begin INFORMATION SHOWN

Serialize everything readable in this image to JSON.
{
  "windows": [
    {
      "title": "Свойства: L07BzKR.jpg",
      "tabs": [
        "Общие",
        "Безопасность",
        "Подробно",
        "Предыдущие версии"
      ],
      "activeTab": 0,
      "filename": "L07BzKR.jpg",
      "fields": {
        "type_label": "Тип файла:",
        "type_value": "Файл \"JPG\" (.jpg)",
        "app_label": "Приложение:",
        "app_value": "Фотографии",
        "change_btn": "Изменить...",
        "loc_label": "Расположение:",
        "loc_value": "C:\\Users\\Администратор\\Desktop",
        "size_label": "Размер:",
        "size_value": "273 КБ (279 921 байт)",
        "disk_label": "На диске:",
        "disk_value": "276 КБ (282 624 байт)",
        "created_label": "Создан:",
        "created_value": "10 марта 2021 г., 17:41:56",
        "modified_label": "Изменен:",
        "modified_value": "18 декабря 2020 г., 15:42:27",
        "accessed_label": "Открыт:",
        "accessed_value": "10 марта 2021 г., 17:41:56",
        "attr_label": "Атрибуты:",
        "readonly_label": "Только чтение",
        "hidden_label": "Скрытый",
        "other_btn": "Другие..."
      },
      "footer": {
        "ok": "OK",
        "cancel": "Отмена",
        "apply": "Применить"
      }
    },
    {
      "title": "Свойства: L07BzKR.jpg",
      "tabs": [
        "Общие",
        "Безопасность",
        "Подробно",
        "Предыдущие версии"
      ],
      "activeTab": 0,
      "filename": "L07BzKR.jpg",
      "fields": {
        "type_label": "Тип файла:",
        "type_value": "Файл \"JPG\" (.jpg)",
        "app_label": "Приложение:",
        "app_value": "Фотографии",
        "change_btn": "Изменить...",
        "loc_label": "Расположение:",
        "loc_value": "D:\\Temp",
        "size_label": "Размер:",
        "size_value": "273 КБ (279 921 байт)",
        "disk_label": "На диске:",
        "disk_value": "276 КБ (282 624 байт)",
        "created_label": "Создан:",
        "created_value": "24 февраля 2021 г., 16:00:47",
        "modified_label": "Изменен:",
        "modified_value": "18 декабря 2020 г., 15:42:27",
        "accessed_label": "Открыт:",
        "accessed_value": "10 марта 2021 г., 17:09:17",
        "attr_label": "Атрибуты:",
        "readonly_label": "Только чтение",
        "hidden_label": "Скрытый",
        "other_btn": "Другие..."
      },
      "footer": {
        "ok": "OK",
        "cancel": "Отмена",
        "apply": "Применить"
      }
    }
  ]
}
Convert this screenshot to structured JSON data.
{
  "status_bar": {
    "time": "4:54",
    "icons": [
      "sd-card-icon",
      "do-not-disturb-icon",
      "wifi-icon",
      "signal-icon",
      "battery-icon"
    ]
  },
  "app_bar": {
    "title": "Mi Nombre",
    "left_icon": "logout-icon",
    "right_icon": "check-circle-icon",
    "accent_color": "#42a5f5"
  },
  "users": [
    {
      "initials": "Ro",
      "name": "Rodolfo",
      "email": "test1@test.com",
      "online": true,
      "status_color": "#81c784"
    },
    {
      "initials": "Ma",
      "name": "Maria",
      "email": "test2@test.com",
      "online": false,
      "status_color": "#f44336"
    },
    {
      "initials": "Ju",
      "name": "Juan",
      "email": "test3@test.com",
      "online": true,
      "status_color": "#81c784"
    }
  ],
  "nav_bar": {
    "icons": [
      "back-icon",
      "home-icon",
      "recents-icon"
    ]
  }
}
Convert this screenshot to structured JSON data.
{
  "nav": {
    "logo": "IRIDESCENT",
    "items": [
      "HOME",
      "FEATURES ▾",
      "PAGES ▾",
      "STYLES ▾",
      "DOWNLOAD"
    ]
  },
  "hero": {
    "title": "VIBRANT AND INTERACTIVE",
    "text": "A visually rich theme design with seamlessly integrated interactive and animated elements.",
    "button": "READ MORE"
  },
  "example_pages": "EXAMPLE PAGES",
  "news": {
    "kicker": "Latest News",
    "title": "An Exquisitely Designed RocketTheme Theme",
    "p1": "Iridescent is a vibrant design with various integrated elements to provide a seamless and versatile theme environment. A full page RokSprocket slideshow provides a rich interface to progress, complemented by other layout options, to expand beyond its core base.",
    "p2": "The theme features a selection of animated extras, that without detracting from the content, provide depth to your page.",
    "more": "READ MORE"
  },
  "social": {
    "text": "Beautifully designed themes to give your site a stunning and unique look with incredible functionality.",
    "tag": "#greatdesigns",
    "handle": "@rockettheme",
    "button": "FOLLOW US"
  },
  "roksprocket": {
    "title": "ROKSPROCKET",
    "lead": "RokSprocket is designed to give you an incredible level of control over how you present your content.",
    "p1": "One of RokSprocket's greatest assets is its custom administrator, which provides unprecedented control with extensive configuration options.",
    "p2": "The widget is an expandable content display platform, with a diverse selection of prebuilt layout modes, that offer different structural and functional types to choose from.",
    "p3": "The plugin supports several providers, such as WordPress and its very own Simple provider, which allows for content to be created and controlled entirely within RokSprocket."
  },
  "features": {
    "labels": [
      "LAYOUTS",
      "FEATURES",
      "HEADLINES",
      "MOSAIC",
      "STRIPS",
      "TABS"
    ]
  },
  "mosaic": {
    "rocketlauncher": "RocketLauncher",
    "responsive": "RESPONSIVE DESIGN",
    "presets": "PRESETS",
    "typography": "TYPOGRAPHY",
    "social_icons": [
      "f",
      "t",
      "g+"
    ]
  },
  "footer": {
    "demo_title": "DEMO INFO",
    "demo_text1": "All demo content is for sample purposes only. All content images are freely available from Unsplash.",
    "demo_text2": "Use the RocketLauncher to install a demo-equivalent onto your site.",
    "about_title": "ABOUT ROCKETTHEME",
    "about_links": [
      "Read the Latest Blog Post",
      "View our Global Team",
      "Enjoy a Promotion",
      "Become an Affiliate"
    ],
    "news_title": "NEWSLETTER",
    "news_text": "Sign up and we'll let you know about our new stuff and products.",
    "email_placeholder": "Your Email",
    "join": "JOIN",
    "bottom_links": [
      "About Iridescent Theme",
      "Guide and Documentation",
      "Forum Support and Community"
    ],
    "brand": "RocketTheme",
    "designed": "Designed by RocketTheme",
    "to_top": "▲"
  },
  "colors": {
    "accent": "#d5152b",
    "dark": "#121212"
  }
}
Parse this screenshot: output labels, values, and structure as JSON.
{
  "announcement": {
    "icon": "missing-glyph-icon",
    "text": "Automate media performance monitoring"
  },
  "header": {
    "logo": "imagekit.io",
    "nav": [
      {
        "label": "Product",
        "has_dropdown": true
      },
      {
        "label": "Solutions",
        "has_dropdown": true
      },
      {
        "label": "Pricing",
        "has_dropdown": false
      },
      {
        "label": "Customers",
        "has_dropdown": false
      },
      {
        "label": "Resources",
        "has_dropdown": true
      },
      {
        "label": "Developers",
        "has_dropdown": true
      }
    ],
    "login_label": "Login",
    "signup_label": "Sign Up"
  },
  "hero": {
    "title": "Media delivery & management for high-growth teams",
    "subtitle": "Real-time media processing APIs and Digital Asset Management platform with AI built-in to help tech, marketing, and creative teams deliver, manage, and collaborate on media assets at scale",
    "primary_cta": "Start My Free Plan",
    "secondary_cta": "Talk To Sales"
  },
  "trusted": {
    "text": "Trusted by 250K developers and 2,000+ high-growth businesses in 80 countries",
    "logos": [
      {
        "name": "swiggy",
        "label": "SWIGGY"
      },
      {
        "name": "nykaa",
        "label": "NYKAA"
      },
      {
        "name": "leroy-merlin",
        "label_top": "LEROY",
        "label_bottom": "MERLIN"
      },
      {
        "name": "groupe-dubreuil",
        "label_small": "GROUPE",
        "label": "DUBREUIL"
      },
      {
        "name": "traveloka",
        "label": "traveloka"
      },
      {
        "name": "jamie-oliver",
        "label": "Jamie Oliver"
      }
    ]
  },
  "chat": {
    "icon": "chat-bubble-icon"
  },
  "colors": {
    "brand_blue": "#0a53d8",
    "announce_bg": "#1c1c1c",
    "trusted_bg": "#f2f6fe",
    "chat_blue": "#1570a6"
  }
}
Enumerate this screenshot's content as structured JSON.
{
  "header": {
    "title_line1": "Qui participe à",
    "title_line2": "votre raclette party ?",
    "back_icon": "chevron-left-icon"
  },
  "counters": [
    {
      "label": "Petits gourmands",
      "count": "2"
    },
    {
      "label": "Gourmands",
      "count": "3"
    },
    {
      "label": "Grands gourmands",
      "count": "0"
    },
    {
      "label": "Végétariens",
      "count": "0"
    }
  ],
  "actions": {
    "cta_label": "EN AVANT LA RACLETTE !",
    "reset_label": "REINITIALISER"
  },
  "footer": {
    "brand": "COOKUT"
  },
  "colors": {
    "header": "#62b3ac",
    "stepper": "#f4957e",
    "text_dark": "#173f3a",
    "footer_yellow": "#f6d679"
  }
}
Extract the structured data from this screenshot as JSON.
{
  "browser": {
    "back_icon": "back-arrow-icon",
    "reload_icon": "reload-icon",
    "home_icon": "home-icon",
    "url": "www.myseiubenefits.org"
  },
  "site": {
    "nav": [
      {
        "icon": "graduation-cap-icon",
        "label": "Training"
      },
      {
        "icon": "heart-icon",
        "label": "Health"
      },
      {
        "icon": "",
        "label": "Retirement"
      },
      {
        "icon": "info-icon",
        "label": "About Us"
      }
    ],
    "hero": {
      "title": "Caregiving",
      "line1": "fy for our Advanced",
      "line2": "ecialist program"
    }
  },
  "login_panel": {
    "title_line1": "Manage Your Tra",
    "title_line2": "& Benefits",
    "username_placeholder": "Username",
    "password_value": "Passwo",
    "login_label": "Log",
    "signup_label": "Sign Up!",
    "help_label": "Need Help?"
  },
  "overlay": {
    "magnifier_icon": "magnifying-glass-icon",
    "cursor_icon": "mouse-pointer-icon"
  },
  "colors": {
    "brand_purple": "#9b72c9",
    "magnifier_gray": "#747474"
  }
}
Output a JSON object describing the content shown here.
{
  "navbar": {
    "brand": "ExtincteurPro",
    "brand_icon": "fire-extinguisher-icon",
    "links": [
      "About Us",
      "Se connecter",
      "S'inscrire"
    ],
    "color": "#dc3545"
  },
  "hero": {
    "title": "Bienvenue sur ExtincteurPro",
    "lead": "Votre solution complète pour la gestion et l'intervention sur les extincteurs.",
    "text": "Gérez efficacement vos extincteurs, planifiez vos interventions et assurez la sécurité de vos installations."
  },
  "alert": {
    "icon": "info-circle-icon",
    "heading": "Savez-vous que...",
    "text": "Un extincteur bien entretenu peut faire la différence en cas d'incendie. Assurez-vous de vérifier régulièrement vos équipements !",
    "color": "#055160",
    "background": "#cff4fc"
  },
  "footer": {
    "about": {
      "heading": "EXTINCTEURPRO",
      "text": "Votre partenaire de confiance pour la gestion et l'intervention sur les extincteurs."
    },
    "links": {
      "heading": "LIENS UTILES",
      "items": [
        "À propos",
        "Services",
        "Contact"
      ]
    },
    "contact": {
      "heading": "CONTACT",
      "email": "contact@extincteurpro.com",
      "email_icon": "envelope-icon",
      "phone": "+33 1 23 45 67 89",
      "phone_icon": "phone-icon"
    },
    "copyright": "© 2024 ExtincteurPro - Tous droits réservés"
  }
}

end INFORMATION SHOWN

TASK GOAL.
Go through the listing above and return every line where the word "options" occurs.

TASK SOLUTION.
    "p1": "Iridescent is a vibrant design with various integrated elements to provide a seamless and versatile theme environment. A full page RokSprocket slideshow provides a rich interface to progress, complemented by other layout options, to expand beyond its core base.",
    "p1": "One of RokSprocket's greatest assets is its custom administrator, which provides unprecedented control with extensive configuration options.",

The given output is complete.